Copy the data that follows exactly. Include no pictures.
========
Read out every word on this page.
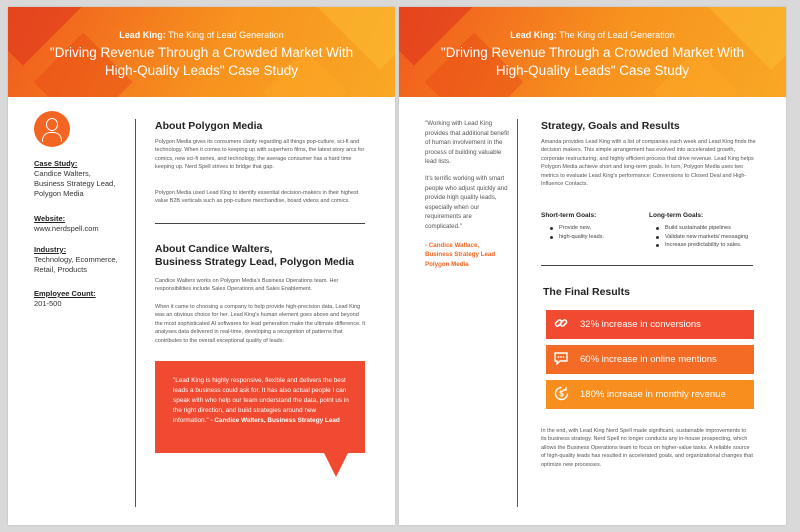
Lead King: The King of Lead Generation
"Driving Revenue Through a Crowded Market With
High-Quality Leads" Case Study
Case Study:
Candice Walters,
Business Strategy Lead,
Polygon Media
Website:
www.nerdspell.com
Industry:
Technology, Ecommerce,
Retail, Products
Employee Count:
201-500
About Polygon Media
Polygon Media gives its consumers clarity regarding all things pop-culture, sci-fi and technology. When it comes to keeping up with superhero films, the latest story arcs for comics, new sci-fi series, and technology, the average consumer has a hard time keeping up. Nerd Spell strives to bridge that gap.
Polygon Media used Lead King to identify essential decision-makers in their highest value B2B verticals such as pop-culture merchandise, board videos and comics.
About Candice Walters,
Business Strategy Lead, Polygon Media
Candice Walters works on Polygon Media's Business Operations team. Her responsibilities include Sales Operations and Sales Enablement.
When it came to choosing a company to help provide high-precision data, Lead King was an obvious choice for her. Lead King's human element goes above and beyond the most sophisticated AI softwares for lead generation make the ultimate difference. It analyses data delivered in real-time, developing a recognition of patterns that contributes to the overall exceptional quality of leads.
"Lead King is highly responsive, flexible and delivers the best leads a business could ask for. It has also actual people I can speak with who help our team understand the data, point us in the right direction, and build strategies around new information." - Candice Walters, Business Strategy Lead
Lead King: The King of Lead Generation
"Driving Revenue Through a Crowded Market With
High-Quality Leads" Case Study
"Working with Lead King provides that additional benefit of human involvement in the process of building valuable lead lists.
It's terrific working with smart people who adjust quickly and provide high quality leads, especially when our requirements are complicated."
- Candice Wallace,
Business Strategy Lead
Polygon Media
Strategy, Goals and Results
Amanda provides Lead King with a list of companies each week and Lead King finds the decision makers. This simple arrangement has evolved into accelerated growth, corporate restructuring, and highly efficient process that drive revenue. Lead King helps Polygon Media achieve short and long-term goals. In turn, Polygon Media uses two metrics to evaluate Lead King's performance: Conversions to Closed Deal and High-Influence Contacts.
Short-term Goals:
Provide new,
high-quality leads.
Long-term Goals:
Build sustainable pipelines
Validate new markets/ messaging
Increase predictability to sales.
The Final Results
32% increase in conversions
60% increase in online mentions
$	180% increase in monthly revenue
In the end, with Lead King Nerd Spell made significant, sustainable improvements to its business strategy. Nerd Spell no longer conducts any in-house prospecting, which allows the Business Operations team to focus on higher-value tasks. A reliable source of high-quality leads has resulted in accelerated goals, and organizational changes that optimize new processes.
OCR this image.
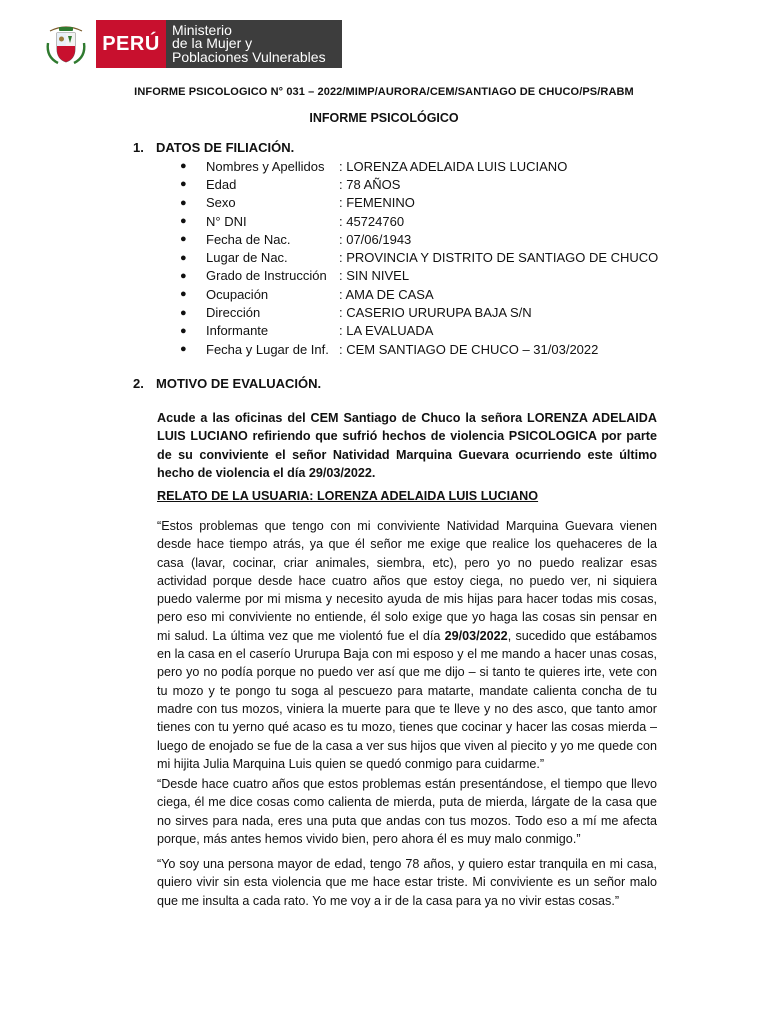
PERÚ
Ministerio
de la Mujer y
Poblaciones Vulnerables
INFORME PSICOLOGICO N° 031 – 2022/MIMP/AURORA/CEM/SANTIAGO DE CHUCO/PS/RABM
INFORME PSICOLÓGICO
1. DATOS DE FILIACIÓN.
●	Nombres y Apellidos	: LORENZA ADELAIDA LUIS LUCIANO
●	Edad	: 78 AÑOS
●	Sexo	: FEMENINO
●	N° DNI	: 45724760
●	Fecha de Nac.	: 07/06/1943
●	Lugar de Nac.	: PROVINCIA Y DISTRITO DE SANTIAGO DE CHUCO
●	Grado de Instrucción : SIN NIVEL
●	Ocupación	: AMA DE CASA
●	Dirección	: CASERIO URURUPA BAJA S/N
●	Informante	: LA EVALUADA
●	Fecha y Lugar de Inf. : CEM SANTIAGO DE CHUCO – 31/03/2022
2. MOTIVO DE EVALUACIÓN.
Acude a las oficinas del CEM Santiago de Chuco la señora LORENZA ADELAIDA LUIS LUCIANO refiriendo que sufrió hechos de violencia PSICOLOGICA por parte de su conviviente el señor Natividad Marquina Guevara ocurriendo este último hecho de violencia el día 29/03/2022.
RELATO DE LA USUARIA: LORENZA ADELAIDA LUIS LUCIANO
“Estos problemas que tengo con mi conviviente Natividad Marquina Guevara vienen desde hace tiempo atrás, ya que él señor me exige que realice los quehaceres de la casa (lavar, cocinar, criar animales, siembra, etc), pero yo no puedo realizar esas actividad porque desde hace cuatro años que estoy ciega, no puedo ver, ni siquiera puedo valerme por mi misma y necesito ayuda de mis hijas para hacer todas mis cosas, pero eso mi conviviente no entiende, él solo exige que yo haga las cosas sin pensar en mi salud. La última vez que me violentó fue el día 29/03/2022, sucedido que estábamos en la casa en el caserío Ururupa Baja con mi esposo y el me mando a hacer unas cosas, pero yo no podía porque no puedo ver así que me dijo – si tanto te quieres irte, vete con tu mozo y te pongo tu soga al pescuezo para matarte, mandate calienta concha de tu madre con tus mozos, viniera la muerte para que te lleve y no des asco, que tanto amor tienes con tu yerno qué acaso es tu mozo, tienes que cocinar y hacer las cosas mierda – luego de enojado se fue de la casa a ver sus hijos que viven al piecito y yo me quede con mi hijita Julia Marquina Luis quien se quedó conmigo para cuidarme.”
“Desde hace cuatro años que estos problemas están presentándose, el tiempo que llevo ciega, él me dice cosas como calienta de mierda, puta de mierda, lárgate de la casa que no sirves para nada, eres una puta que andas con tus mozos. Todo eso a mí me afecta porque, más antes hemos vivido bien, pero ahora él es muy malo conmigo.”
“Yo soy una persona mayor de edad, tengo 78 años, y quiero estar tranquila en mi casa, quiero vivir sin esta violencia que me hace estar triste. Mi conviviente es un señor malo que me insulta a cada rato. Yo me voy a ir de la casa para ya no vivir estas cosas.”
========
### Complete output
Read out every word on this page.
Lead King: The King of Lead Generation
"Driving Revenue Through a Crowded Market With
High-Quality Leads" Case Study
Case Study:
Candice Walters,
Business Strategy Lead,
Polygon Media
Website:
www.nerdspell.com
Industry:
Technology, Ecommerce,
Retail, Products
Employee Count:
201-500
About Polygon Media
Polygon Media gives its consumers clarity regarding all things pop-culture, sci-fi and technology. When it comes to keeping up with superhero films, the latest story arcs for comics, new sci-fi series, and technology, the average consumer has a hard time keeping up. Nerd Spell strives to bridge that gap.
Polygon Media used Lead King to identify essential decision-makers in their highest value B2B verticals such as pop-culture merchandise, board videos and comics.
About Candice Walters,
Business Strategy Lead, Polygon Media
Candice Walters works on Polygon Media's Business Operations team. Her responsibilities include Sales Operations and Sales Enablement.
When it came to choosing a company to help provide high-precision data, Lead King was an obvious choice for her. Lead King's human element goes above and beyond the most sophisticated AI softwares for lead generation make the ultimate difference. It analyses data delivered in real-time, developing a recognition of patterns that contributes to the overall exceptional quality of leads.
"Lead King is highly responsive, flexible and delivers the best leads a business could ask for. It has also actual people I can speak with who help our team understand the data, point us in the right direction, and build strategies around new information." - Candice Walters, Business Strategy Lead
Lead King: The King of Lead Generation
"Driving Revenue Through a Crowded Market With
High-Quality Leads" Case Study
"Working with Lead King provides that additional benefit of human involvement in the process of building valuable lead lists.
It's terrific working with smart people who adjust quickly and provide high quality leads, especially when our requirements are complicated."
- Candice Wallace,
Business Strategy Lead
Polygon Media
Strategy, Goals and Results
Amanda provides Lead King with a list of companies each week and Lead King finds the decision makers. This simple arrangement has evolved into accelerated growth, corporate restructuring, and highly efficient process that drive revenue. Lead King helps Polygon Media achieve short and long-term goals. In turn, Polygon Media uses two metrics to evaluate Lead King's performance: Conversions to Closed Deal and High-Influence Contacts.
Short-term Goals:
Provide new,
high-quality leads.
Long-term Goals:
Build sustainable pipelines
Validate new markets/ messaging
Increase predictability to sales.
The Final Results
32% increase in conversions
60% increase in online mentions
$	180% increase in monthly revenue
In the end, with Lead King Nerd Spell made significant, sustainable improvements to its business strategy. Nerd Spell no longer conducts any in-house prospecting, which allows the Business Operations team to focus on higher-value tasks. A reliable source of high-quality leads has resulted in accelerated goals, and organizational changes that optimize new processes.
OCR this image.
PERÚ
Ministerio
de la Mujer y
Poblaciones Vulnerables
INFORME PSICOLOGICO N° 031 – 2022/MIMP/AURORA/CEM/SANTIAGO DE CHUCO/PS/RABM
INFORME PSICOLÓGICO
1. DATOS DE FILIACIÓN.
●	Nombres y Apellidos	: LORENZA ADELAIDA LUIS LUCIANO
●	Edad	: 78 AÑOS
●	Sexo	: FEMENINO
●	N° DNI	: 45724760
●	Fecha de Nac.	: 07/06/1943
●	Lugar de Nac.	: PROVINCIA Y DISTRITO DE SANTIAGO DE CHUCO
●	Grado de Instrucción : SIN NIVEL
●	Ocupación	: AMA DE CASA
●	Dirección	: CASERIO URURUPA BAJA S/N
●	Informante	: LA EVALUADA
●	Fecha y Lugar de Inf. : CEM SANTIAGO DE CHUCO – 31/03/2022
2. MOTIVO DE EVALUACIÓN.
Acude a las oficinas del CEM Santiago de Chuco la señora LORENZA ADELAIDA LUIS LUCIANO refiriendo que sufrió hechos de violencia PSICOLOGICA por parte de su conviviente el señor Natividad Marquina Guevara ocurriendo este último hecho de violencia el día 29/03/2022.
RELATO DE LA USUARIA: LORENZA ADELAIDA LUIS LUCIANO
“Estos problemas que tengo con mi conviviente Natividad Marquina Guevara vienen desde hace tiempo atrás, ya que él señor me exige que realice los quehaceres de la casa (lavar, cocinar, criar animales, siembra, etc), pero yo no puedo realizar esas actividad porque desde hace cuatro años que estoy ciega, no puedo ver, ni siquiera puedo valerme por mi misma y necesito ayuda de mis hijas para hacer todas mis cosas, pero eso mi conviviente no entiende, él solo exige que yo haga las cosas sin pensar en mi salud. La última vez que me violentó fue el día 29/03/2022, sucedido que estábamos en la casa en el caserío Ururupa Baja con mi esposo y el me mando a hacer unas cosas, pero yo no podía porque no puedo ver así que me dijo – si tanto te quieres irte, vete con tu mozo y te pongo tu soga al pescuezo para matarte, mandate calienta concha de tu madre con tus mozos, viniera la muerte para que te lleve y no des asco, que tanto amor tienes con tu yerno qué acaso es tu mozo, tienes que cocinar y hacer las cosas mierda – luego de enojado se fue de la casa a ver sus hijos que viven al piecito y yo me quede con mi hijita Julia Marquina Luis quien se quedó conmigo para cuidarme.”
“Desde hace cuatro años que estos problemas están presentándose, el tiempo que llevo ciega, él me dice cosas como calienta de mierda, puta de mierda, lárgate de la casa que no sirves para nada, eres una puta que andas con tus mozos. Todo eso a mí me afecta porque, más antes hemos vivido bien, pero ahora él es muy malo conmigo.”
“Yo soy una persona mayor de edad, tengo 78 años, y quiero estar tranquila en mi casa, quiero vivir sin esta violencia que me hace estar triste. Mi conviviente es un señor malo que me insulta a cada rato. Yo me voy a ir de la casa para ya no vivir estas cosas.”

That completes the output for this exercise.